>>>>>

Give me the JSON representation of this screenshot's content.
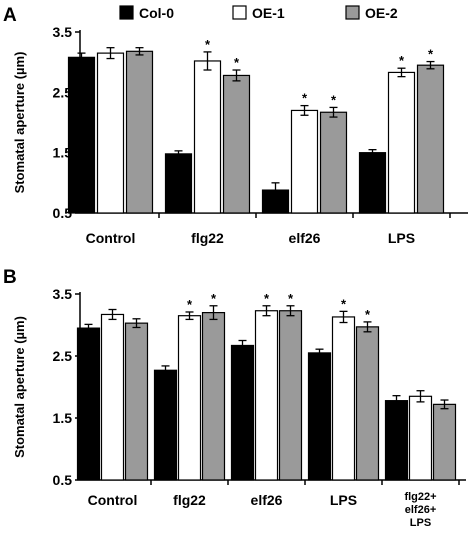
{
  "figure": {
    "panels": [
      "A",
      "B"
    ]
  },
  "chart_data": [
    {
      "type": "bar",
      "panel": "A",
      "ylabel": "Stomatal aperture (µm)",
      "xlabel": "",
      "ylim": [
        0.5,
        3.5
      ],
      "yticks": [
        "0.5",
        "1.5",
        "2.5",
        "3.5"
      ],
      "categories": [
        "Control",
        "flg22",
        "elf26",
        "LPS"
      ],
      "series": [
        {
          "name": "Col-0",
          "color": "#000000",
          "values": [
            3.08,
            1.48,
            0.88,
            1.5
          ],
          "errors": [
            0.07,
            0.05,
            0.12,
            0.05
          ],
          "significant": [
            false,
            false,
            false,
            false
          ]
        },
        {
          "name": "OE-1",
          "color": "#ffffff",
          "values": [
            3.15,
            3.02,
            2.2,
            2.83
          ],
          "errors": [
            0.09,
            0.15,
            0.08,
            0.07
          ],
          "significant": [
            false,
            true,
            true,
            true
          ]
        },
        {
          "name": "OE-2",
          "color": "#9a9a9a",
          "values": [
            3.18,
            2.78,
            2.17,
            2.95
          ],
          "errors": [
            0.06,
            0.09,
            0.08,
            0.06
          ],
          "significant": [
            false,
            true,
            true,
            true
          ]
        }
      ],
      "legend": {
        "placement": "top",
        "entries": [
          "Col-0",
          "OE-1",
          "OE-2"
        ]
      },
      "significance_marker": "*"
    },
    {
      "type": "bar",
      "panel": "B",
      "ylabel": "Stomatal aperture (µm)",
      "xlabel": "",
      "ylim": [
        0.5,
        3.5
      ],
      "yticks": [
        "0.5",
        "1.5",
        "2.5",
        "3.5"
      ],
      "categories": [
        "Control",
        "flg22",
        "elf26",
        "LPS",
        "flg22+\nelf26+\nLPS"
      ],
      "series": [
        {
          "name": "Col-0",
          "color": "#000000",
          "values": [
            2.95,
            2.27,
            2.67,
            2.55,
            1.78
          ],
          "errors": [
            0.06,
            0.07,
            0.08,
            0.06,
            0.08
          ],
          "significant": [
            false,
            false,
            false,
            false,
            false
          ]
        },
        {
          "name": "OE-1",
          "color": "#ffffff",
          "values": [
            3.17,
            3.15,
            3.23,
            3.13,
            1.85
          ],
          "errors": [
            0.08,
            0.06,
            0.08,
            0.09,
            0.09
          ],
          "significant": [
            false,
            true,
            true,
            true,
            false
          ]
        },
        {
          "name": "OE-2",
          "color": "#9a9a9a",
          "values": [
            3.03,
            3.2,
            3.23,
            2.97,
            1.72
          ],
          "errors": [
            0.07,
            0.11,
            0.08,
            0.08,
            0.07
          ],
          "significant": [
            false,
            true,
            true,
            true,
            false
          ]
        }
      ],
      "significance_marker": "*"
    }
  ]
}
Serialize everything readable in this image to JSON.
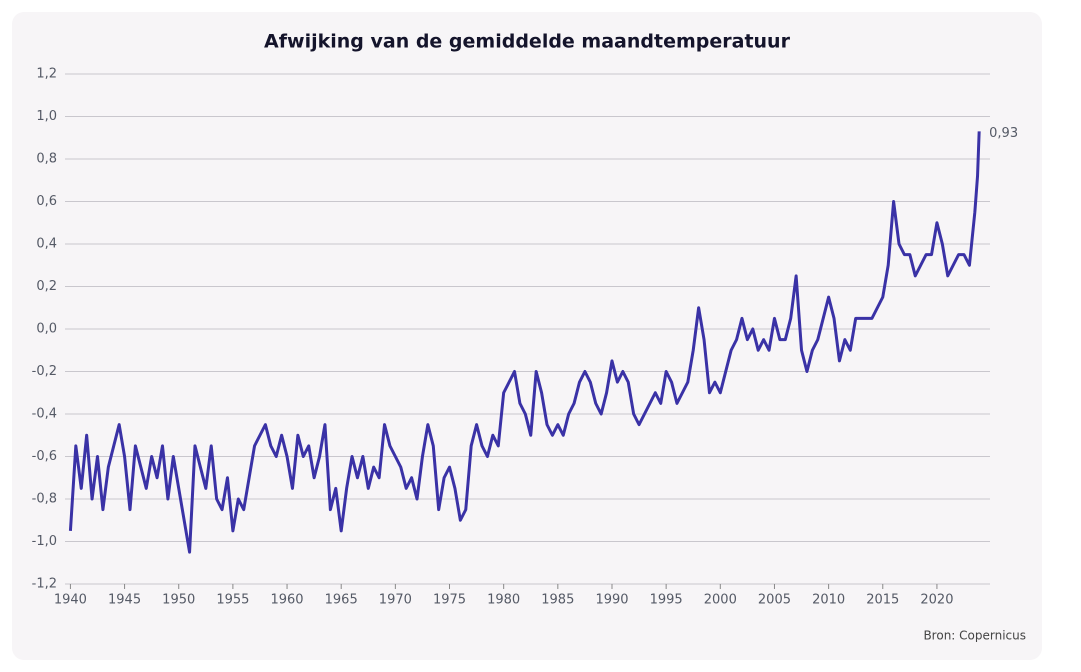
{
  "chart_data": {
    "type": "line",
    "title": "Afwijking van de gemiddelde maandtemperatuur",
    "source": "Bron: Copernicus",
    "annotation": "0,93",
    "color": "#3a32a6",
    "grid": true,
    "x": [
      1940,
      1940.5,
      1941,
      1941.5,
      1942,
      1942.5,
      1943,
      1943.5,
      1944,
      1944.5,
      1945,
      1945.5,
      1946,
      1946.5,
      1947,
      1947.5,
      1948,
      1948.5,
      1949,
      1949.5,
      1950,
      1950.5,
      1951,
      1951.5,
      1952,
      1952.5,
      1953,
      1953.5,
      1954,
      1954.5,
      1955,
      1955.5,
      1956,
      1956.5,
      1957,
      1957.5,
      1958,
      1958.5,
      1959,
      1959.5,
      1960,
      1960.5,
      1961,
      1961.5,
      1962,
      1962.5,
      1963,
      1963.5,
      1964,
      1964.5,
      1965,
      1965.5,
      1966,
      1966.5,
      1967,
      1967.5,
      1968,
      1968.5,
      1969,
      1969.5,
      1970,
      1970.5,
      1971,
      1971.5,
      1972,
      1972.5,
      1973,
      1973.5,
      1974,
      1974.5,
      1975,
      1975.5,
      1976,
      1976.5,
      1977,
      1977.5,
      1978,
      1978.5,
      1979,
      1979.5,
      1980,
      1980.5,
      1981,
      1981.5,
      1982,
      1982.5,
      1983,
      1983.5,
      1984,
      1984.5,
      1985,
      1985.5,
      1986,
      1986.5,
      1987,
      1987.5,
      1988,
      1988.5,
      1989,
      1989.5,
      1990,
      1990.5,
      1991,
      1991.5,
      1992,
      1992.5,
      1993,
      1993.5,
      1994,
      1994.5,
      1995,
      1995.5,
      1996,
      1996.5,
      1997,
      1997.5,
      1998,
      1998.5,
      1999,
      1999.5,
      2000,
      2000.5,
      2001,
      2001.5,
      2002,
      2002.5,
      2003,
      2003.5,
      2004,
      2004.5,
      2005,
      2005.5,
      2006,
      2006.5,
      2007,
      2007.5,
      2008,
      2008.5,
      2009,
      2009.5,
      2010,
      2010.5,
      2011,
      2011.5,
      2012,
      2012.5,
      2013,
      2013.5,
      2014,
      2014.5,
      2015,
      2015.5,
      2016,
      2016.5,
      2017,
      2017.5,
      2018,
      2018.5,
      2019,
      2019.5,
      2020,
      2020.5,
      2021,
      2021.5,
      2022,
      2022.5,
      2023,
      2023.5,
      2023.75,
      2023.9
    ],
    "values": [
      -0.95,
      -0.55,
      -0.75,
      -0.5,
      -0.8,
      -0.6,
      -0.85,
      -0.65,
      -0.55,
      -0.45,
      -0.6,
      -0.85,
      -0.55,
      -0.65,
      -0.75,
      -0.6,
      -0.7,
      -0.55,
      -0.8,
      -0.6,
      -0.75,
      -0.9,
      -1.05,
      -0.55,
      -0.65,
      -0.75,
      -0.55,
      -0.8,
      -0.85,
      -0.7,
      -0.95,
      -0.8,
      -0.85,
      -0.7,
      -0.55,
      -0.5,
      -0.45,
      -0.55,
      -0.6,
      -0.5,
      -0.6,
      -0.75,
      -0.5,
      -0.6,
      -0.55,
      -0.7,
      -0.6,
      -0.45,
      -0.85,
      -0.75,
      -0.95,
      -0.75,
      -0.6,
      -0.7,
      -0.6,
      -0.75,
      -0.65,
      -0.7,
      -0.45,
      -0.55,
      -0.6,
      -0.65,
      -0.75,
      -0.7,
      -0.8,
      -0.6,
      -0.45,
      -0.55,
      -0.85,
      -0.7,
      -0.65,
      -0.75,
      -0.9,
      -0.85,
      -0.55,
      -0.45,
      -0.55,
      -0.6,
      -0.5,
      -0.55,
      -0.3,
      -0.25,
      -0.2,
      -0.35,
      -0.4,
      -0.5,
      -0.2,
      -0.3,
      -0.45,
      -0.5,
      -0.45,
      -0.5,
      -0.4,
      -0.35,
      -0.25,
      -0.2,
      -0.25,
      -0.35,
      -0.4,
      -0.3,
      -0.15,
      -0.25,
      -0.2,
      -0.25,
      -0.4,
      -0.45,
      -0.4,
      -0.35,
      -0.3,
      -0.35,
      -0.2,
      -0.25,
      -0.35,
      -0.3,
      -0.25,
      -0.1,
      0.1,
      -0.05,
      -0.3,
      -0.25,
      -0.3,
      -0.2,
      -0.1,
      -0.05,
      0.05,
      -0.05,
      0,
      -0.1,
      -0.05,
      -0.1,
      0.05,
      -0.05,
      -0.05,
      0.05,
      0.25,
      -0.1,
      -0.2,
      -0.1,
      -0.05,
      0.05,
      0.15,
      0.05,
      -0.15,
      -0.05,
      -0.1,
      0.05,
      0.05,
      0.05,
      0.05,
      0.1,
      0.15,
      0.3,
      0.6,
      0.4,
      0.35,
      0.35,
      0.25,
      0.3,
      0.35,
      0.35,
      0.5,
      0.4,
      0.25,
      0.3,
      0.35,
      0.35,
      0.3,
      0.55,
      0.72,
      0.93
    ],
    "xlim": [
      1939.5,
      2024.9
    ],
    "xticks": [
      1940,
      1945,
      1950,
      1955,
      1960,
      1965,
      1970,
      1975,
      1980,
      1985,
      1990,
      1995,
      2000,
      2005,
      2010,
      2015,
      2020
    ],
    "ylim": [
      -1.2,
      1.2
    ],
    "yticks": [
      {
        "value": -1.2,
        "label": "-1,2"
      },
      {
        "value": -1.0,
        "label": "-1,0"
      },
      {
        "value": -0.8,
        "label": "-0,8"
      },
      {
        "value": -0.6,
        "label": "-0,6"
      },
      {
        "value": -0.4,
        "label": "-0,4"
      },
      {
        "value": -0.2,
        "label": "-0,2"
      },
      {
        "value": 0,
        "label": "0,0"
      },
      {
        "value": 0.2,
        "label": "0,2"
      },
      {
        "value": 0.4,
        "label": "0,4"
      },
      {
        "value": 0.6,
        "label": "0,6"
      },
      {
        "value": 0.8,
        "label": "0,8"
      },
      {
        "value": 1.0,
        "label": "1,0"
      },
      {
        "value": 1.2,
        "label": "1,2"
      }
    ]
  }
}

<<<<<

• **WHAT TO WORK ON**
Which lines contain the word "this"? Copy each of them.

• **WORKED ANSWER**
Give me the JSON representation of this screenshot's content.
Serialize everything readable in this image to JSON.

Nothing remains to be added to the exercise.